Reproduce the listing below without any change.

[Items listed in a dataset]

● ● ● ● ●

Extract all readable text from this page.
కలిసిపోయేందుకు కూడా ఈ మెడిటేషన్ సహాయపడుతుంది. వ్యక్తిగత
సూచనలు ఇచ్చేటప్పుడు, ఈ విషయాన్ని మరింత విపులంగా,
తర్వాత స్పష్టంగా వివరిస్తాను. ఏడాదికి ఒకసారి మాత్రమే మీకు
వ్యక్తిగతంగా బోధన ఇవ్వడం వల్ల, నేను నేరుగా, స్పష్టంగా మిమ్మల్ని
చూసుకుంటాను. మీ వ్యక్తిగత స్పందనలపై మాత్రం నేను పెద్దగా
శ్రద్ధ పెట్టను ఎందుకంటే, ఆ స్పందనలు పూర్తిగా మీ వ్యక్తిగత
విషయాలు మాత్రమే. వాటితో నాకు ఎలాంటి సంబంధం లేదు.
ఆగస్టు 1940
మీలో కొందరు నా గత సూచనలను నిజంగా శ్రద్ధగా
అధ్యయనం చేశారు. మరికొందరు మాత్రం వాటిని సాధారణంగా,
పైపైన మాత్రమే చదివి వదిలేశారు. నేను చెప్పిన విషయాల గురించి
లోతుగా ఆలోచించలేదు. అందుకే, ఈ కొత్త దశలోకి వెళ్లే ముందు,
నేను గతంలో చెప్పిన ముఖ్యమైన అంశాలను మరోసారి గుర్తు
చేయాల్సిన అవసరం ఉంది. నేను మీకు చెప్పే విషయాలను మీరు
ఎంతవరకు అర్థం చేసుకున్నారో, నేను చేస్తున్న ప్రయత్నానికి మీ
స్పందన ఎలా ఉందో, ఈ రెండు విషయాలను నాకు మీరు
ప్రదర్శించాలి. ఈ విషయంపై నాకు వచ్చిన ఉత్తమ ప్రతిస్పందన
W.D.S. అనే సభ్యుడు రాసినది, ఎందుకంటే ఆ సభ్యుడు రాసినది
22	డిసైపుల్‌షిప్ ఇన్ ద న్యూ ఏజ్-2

● ● ● ● ●

| Worked answer |
Extract all readable text from this page.
కలిసిపోయేందుకు కూడా ఈ మెడిటేషన్ సహాయపడుతుంది. వ్యక్తిగత
సూచనలు ఇచ్చేటప్పుడు, ఈ విషయాన్ని మరింత విపులంగా,
తర్వాత స్పష్టంగా వివరిస్తాను. ఏడాదికి ఒకసారి మాత్రమే మీకు
వ్యక్తిగతంగా బోధన ఇవ్వడం వల్ల, నేను నేరుగా, స్పష్టంగా మిమ్మల్ని
చూసుకుంటాను. మీ వ్యక్తిగత స్పందనలపై మాత్రం నేను పెద్దగా
శ్రద్ధ పెట్టను ఎందుకంటే, ఆ స్పందనలు పూర్తిగా మీ వ్యక్తిగత
విషయాలు మాత్రమే. వాటితో నాకు ఎలాంటి సంబంధం లేదు.
ఆగస్టు 1940
మీలో కొందరు నా గత సూచనలను నిజంగా శ్రద్ధగా
అధ్యయనం చేశారు. మరికొందరు మాత్రం వాటిని సాధారణంగా,
పైపైన మాత్రమే చదివి వదిలేశారు. నేను చెప్పిన విషయాల గురించి
లోతుగా ఆలోచించలేదు. అందుకే, ఈ కొత్త దశలోకి వెళ్లే ముందు,
నేను గతంలో చెప్పిన ముఖ్యమైన అంశాలను మరోసారి గుర్తు
చేయాల్సిన అవసరం ఉంది. నేను మీకు చెప్పే విషయాలను మీరు
ఎంతవరకు అర్థం చేసుకున్నారో, నేను చేస్తున్న ప్రయత్నానికి మీ
స్పందన ఎలా ఉందో, ఈ రెండు విషయాలను నాకు మీరు
ప్రదర్శించాలి. ఈ విషయంపై నాకు వచ్చిన ఉత్తమ ప్రతిస్పందన
W.D.S. అనే సభ్యుడు రాసినది, ఎందుకంటే ఆ సభ్యుడు రాసినది
22	డిసైపుల్‌షిప్ ఇన్ ద న్యూ ఏజ్-2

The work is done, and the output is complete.